• Texto para leitura
────────────────────────────────────────

QUEM SE LEMBRA DA ESCOLA PRIMÁRIA DE ANTIGAMENTE?
📚 A Escola Primária de Antigamente — quando se aprendia com giz, ardósia e muito respeito
Ainda me lembro bem da escola primária do meu tempo. Era uma sala simples, com carteiras de madeira alinhadas umas atrás das outras, um quadro preto à frente e a professora de pé, junto à secretária. Não havia computadores, projetores nem estas coisas modernas que hoje os miúdos têm. Havia livros, cadernos, lápis, giz e, para muitos de nós, a velha ardósia onde fazíamos contas, copiávamos palavras e repetíamos tudo até ficar certo.
De manhã entrávamos quase em silêncio. Cada um ia para o seu lugar e esperava que a professora começasse. Havia respeito, mas também havia medo, não vale a pena fingir que não. Naquele tempo a autoridade do professor não se discutia. Quando ele ou ela entrava, endireitávamo-nos logo na carteira. Bastava um olhar para percebermos que era altura de deixar as conversas para depois.

────────────────────────────────────────

• Ordem de serviço
Por favor, copie do texto sobre a escola primária de antigamente tudo desde "De manhã entrávamos" até "conversas para depois.", substituindo "silêncio" por "sossego".

• Dados de análise do layout de documentos

────────────────────────────────────────

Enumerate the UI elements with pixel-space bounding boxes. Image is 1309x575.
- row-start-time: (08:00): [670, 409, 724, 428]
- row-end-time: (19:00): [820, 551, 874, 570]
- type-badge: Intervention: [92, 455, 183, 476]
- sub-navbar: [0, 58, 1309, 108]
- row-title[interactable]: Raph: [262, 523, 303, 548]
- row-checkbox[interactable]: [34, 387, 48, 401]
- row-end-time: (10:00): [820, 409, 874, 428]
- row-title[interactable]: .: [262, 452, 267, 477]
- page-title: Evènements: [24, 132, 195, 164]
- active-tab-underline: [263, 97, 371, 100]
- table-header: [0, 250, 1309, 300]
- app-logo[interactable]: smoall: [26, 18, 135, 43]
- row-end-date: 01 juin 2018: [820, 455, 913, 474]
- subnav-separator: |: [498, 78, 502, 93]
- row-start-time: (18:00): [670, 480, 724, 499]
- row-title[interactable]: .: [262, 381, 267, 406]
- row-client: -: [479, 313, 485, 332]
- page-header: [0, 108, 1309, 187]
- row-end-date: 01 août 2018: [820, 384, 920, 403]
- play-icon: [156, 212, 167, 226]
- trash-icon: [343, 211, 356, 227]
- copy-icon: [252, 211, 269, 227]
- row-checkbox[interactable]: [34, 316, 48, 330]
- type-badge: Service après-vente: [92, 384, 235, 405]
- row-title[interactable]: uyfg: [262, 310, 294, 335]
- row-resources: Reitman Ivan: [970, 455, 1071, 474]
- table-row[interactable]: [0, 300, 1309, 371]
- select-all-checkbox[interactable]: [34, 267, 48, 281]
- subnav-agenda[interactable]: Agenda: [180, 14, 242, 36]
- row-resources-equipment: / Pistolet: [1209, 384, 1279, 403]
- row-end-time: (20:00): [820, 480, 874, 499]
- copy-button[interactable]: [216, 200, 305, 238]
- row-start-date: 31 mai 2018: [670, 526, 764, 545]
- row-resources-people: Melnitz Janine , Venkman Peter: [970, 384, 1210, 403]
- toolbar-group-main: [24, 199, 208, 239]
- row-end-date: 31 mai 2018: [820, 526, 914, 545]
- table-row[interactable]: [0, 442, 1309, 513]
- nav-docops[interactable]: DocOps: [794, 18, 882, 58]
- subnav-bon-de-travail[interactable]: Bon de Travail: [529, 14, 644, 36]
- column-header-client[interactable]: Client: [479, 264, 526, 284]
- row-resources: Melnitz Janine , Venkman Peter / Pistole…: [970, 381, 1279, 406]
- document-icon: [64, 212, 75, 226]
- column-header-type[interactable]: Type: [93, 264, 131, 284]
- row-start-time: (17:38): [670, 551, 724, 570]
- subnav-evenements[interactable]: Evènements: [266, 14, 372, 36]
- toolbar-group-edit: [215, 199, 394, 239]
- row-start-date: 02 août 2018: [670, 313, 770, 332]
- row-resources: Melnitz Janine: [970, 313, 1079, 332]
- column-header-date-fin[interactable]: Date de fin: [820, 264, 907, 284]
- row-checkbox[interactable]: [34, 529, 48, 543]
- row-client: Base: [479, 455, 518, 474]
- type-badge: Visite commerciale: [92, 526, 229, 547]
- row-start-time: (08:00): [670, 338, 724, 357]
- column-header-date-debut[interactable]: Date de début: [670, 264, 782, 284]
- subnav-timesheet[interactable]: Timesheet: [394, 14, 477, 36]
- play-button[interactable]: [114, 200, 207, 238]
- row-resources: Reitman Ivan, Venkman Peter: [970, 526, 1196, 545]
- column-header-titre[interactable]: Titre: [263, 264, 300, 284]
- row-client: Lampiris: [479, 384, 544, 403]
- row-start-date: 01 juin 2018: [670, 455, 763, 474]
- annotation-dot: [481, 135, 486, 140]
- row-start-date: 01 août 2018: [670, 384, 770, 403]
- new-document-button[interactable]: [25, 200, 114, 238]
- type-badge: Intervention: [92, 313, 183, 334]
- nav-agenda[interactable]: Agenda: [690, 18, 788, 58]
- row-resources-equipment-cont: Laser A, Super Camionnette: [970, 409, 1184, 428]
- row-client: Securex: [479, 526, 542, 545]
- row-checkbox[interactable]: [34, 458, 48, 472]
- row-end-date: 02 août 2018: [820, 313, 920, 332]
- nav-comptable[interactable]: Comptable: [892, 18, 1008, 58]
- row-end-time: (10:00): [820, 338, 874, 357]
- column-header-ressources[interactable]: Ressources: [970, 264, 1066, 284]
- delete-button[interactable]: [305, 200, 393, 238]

────────────────────────────────────────

• Exercício resolvido
De manhã entrávamos quase em sossego. Cada um ia para o seu lugar e esperava que a professora começasse. Havia respeito, mas também havia medo, não vale a pena fingir que não. Naquele tempo a autoridade do professor não se discutia. Quando ele ou ela entrava, endireitávamo-nos logo na carteira. Bastava um olhar para percebermos que era altura de deixar as conversas para depois.